WHAT YOU WILL DO: Repeat exactly, and only, the lines from the one containing "What's the underlying" through the end of the records.

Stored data
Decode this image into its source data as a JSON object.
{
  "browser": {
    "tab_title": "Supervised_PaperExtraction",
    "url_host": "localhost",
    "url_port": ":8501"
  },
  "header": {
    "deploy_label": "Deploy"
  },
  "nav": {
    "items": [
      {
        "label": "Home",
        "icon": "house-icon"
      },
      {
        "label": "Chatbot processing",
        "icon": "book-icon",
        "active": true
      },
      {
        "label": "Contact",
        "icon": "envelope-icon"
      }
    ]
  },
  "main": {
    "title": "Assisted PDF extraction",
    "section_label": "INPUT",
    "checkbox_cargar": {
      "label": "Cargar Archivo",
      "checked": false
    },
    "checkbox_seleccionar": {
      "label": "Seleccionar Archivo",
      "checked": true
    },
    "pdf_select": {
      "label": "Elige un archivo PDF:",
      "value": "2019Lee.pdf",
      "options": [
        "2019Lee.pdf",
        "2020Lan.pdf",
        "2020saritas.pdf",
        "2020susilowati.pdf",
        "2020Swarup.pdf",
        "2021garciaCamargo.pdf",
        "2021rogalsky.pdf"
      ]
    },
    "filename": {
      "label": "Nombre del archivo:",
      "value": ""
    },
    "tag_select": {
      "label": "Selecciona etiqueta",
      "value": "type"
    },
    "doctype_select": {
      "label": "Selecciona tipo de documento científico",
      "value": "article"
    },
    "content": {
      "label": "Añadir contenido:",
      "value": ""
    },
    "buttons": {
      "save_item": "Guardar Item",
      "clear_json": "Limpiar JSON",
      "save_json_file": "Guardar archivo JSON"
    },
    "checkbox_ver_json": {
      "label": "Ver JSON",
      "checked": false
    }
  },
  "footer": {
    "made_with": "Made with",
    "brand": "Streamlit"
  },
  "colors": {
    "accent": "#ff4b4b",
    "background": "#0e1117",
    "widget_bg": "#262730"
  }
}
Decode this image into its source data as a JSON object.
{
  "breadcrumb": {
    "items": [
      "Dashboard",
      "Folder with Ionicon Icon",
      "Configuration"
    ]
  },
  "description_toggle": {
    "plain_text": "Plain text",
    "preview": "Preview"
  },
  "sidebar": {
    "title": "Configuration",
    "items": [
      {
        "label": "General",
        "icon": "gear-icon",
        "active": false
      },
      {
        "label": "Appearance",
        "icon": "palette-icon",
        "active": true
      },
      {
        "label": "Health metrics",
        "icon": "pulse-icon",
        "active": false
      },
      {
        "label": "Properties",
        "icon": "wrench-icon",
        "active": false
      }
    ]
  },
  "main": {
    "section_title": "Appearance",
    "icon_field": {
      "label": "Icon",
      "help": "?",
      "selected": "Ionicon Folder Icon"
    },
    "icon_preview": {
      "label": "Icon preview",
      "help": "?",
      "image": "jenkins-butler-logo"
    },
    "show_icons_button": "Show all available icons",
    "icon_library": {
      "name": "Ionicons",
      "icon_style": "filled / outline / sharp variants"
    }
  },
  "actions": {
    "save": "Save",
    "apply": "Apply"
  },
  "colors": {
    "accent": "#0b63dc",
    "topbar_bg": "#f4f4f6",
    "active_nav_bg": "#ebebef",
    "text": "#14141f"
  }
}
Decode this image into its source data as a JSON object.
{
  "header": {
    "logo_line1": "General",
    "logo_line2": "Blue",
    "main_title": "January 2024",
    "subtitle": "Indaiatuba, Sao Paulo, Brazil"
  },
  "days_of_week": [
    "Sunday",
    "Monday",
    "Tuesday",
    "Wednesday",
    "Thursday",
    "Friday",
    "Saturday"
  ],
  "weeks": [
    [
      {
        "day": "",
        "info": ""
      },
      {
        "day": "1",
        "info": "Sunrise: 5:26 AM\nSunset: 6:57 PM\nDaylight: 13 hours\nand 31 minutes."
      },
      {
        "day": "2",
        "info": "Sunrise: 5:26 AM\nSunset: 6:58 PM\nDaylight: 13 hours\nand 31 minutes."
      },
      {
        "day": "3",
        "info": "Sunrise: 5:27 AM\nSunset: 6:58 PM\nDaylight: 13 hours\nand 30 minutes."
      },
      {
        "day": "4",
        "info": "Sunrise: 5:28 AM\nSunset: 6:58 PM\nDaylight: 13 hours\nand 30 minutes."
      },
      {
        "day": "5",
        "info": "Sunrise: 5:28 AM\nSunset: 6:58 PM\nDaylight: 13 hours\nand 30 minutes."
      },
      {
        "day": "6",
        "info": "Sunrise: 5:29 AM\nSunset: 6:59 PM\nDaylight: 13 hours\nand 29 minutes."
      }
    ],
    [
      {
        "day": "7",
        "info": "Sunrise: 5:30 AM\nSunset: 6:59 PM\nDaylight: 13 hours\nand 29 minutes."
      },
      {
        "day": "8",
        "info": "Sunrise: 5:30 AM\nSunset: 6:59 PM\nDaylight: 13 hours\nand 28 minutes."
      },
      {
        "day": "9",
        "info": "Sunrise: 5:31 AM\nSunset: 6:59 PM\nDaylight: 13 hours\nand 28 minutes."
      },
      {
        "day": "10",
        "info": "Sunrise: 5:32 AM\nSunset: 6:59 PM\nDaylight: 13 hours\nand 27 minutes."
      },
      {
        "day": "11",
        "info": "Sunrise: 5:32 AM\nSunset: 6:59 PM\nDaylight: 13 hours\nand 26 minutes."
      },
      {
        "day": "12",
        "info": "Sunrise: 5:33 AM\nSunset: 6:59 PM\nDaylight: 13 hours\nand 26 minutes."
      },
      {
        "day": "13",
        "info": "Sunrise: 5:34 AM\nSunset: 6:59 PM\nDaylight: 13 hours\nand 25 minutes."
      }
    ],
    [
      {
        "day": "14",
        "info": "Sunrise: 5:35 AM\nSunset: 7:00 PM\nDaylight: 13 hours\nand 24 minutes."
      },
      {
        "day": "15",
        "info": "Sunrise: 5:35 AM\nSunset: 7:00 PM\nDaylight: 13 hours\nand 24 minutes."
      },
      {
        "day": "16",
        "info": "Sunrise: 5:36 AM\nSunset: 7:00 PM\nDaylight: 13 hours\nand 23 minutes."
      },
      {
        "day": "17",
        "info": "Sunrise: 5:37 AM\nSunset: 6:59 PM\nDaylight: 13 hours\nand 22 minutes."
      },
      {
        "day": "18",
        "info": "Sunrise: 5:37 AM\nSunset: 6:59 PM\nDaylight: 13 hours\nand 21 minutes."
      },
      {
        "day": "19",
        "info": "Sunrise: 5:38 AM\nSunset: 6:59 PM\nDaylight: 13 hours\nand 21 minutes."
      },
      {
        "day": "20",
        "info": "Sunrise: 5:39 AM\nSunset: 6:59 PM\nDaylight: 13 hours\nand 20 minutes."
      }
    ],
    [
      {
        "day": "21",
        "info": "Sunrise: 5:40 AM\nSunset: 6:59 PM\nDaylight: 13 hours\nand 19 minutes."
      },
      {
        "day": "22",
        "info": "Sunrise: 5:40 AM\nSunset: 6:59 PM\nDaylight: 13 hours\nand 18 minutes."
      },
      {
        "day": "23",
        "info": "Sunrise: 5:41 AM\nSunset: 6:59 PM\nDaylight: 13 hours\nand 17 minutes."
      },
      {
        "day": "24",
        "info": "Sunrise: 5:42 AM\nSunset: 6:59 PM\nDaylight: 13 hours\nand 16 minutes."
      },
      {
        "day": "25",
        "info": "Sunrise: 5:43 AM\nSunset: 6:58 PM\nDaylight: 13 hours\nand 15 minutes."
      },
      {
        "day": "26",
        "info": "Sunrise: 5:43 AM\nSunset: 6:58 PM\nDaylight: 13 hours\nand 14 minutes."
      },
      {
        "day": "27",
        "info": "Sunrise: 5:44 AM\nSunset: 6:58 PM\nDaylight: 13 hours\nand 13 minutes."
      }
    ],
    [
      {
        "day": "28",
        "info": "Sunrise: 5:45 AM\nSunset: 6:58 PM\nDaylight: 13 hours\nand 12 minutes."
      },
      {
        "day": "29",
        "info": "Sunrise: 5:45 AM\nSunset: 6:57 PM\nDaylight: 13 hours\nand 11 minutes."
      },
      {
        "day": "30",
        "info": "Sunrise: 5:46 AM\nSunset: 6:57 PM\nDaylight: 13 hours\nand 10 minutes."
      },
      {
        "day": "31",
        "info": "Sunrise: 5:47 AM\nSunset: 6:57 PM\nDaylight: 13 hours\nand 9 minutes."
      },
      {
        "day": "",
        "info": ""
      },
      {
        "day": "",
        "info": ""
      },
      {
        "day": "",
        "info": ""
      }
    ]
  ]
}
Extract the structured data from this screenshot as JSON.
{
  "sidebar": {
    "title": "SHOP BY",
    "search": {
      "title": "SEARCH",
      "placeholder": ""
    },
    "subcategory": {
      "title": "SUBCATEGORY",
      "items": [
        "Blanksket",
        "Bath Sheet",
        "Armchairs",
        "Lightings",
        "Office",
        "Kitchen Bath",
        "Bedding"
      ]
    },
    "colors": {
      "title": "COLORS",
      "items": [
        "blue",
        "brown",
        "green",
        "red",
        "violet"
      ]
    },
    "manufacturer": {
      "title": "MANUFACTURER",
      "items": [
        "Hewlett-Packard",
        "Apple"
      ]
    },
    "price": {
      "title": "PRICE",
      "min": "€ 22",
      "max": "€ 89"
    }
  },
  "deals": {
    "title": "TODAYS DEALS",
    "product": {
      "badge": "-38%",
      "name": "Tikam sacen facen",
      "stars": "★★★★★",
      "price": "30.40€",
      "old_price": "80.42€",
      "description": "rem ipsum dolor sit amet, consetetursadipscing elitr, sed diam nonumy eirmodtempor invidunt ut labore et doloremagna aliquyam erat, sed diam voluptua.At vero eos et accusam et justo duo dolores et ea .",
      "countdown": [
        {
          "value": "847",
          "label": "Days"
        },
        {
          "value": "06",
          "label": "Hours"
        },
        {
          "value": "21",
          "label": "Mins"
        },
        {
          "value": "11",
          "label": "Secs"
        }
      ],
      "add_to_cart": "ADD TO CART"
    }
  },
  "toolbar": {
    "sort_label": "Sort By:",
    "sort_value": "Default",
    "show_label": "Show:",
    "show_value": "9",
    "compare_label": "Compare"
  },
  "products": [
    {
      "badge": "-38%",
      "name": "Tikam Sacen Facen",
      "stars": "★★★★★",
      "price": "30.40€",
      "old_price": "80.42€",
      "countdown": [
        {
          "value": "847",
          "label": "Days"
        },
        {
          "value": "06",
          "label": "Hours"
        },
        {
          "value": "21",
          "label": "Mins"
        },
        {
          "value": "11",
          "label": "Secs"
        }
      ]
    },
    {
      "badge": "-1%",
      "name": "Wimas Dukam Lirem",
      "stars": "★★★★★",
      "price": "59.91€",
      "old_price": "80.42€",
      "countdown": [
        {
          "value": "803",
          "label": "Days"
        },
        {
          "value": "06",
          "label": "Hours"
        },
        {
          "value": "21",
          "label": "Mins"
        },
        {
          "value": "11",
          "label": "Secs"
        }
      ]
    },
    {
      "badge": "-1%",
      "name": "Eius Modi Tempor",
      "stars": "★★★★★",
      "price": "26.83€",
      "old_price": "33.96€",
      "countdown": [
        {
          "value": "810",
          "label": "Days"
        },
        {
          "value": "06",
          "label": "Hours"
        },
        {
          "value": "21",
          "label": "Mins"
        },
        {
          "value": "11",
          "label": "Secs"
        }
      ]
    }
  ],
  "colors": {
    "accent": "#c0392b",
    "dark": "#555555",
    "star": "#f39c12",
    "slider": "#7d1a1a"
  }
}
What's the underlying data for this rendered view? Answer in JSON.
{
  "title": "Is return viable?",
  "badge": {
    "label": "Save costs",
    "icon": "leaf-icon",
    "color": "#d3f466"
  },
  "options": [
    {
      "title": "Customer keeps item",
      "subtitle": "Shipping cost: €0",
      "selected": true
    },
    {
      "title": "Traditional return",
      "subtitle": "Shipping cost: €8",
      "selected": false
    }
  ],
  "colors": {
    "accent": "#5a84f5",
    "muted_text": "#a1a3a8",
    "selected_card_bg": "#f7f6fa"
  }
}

FINISHED EXERCISE:
What's the underlying data for this rendered view? Answer in JSON.
{
  "title": "Is return viable?",
  "badge": {
    "label": "Save costs",
    "icon": "leaf-icon",
    "color": "#d3f466"
  },
  "options": [
    {
      "title": "Customer keeps item",
      "subtitle": "Shipping cost: €0",
      "selected": true
    },
    {
      "title": "Traditional return",
      "subtitle": "Shipping cost: €8",
      "selected": false
    }
  ],
  "colors": {
    "accent": "#5a84f5",
    "muted_text": "#a1a3a8",
    "selected_card_bg": "#f7f6fa"
  }
}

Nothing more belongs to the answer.